• **Written request**
Gather the lines below that include the string "kunne", copying each in full.

• **Supplied information**
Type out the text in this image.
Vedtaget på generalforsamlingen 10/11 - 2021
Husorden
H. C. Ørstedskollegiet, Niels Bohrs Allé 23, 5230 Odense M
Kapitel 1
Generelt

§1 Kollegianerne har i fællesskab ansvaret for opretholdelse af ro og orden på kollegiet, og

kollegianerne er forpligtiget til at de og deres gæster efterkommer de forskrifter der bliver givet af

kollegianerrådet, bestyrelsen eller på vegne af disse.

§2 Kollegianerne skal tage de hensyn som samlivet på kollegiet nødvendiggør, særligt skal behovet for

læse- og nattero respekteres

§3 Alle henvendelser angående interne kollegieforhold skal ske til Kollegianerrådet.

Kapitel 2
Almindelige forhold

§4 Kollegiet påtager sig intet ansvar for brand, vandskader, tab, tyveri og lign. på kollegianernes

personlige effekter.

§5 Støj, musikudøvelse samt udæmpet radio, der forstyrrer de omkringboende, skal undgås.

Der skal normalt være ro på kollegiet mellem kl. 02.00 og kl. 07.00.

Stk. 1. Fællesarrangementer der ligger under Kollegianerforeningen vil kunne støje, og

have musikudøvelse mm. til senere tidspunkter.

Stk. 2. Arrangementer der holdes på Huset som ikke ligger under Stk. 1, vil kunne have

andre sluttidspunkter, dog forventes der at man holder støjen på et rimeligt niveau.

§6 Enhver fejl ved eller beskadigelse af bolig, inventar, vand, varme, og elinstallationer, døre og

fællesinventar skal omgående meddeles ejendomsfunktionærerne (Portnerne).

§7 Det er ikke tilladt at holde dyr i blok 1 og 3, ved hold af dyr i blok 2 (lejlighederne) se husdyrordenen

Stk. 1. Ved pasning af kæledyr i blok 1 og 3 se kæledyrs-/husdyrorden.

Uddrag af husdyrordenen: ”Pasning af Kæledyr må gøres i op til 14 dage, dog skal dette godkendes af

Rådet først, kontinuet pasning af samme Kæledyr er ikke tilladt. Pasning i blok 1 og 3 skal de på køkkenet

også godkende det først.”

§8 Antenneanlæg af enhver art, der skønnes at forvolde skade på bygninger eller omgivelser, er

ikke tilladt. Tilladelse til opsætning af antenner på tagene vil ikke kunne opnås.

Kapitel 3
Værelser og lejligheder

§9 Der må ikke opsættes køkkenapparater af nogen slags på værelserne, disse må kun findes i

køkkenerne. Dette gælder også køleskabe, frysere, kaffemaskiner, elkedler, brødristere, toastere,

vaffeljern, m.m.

• **Result of the task**
Stk. 1. Fællesarrangementer der ligger under Kollegianerforeningen vil kunne støje, og
Stk. 2. Arrangementer der holdes på Huset som ikke ligger under Stk. 1, vil kunne have
ikke tilladt. Tilladelse til opsætning af antenner på tagene vil ikke kunne opnås.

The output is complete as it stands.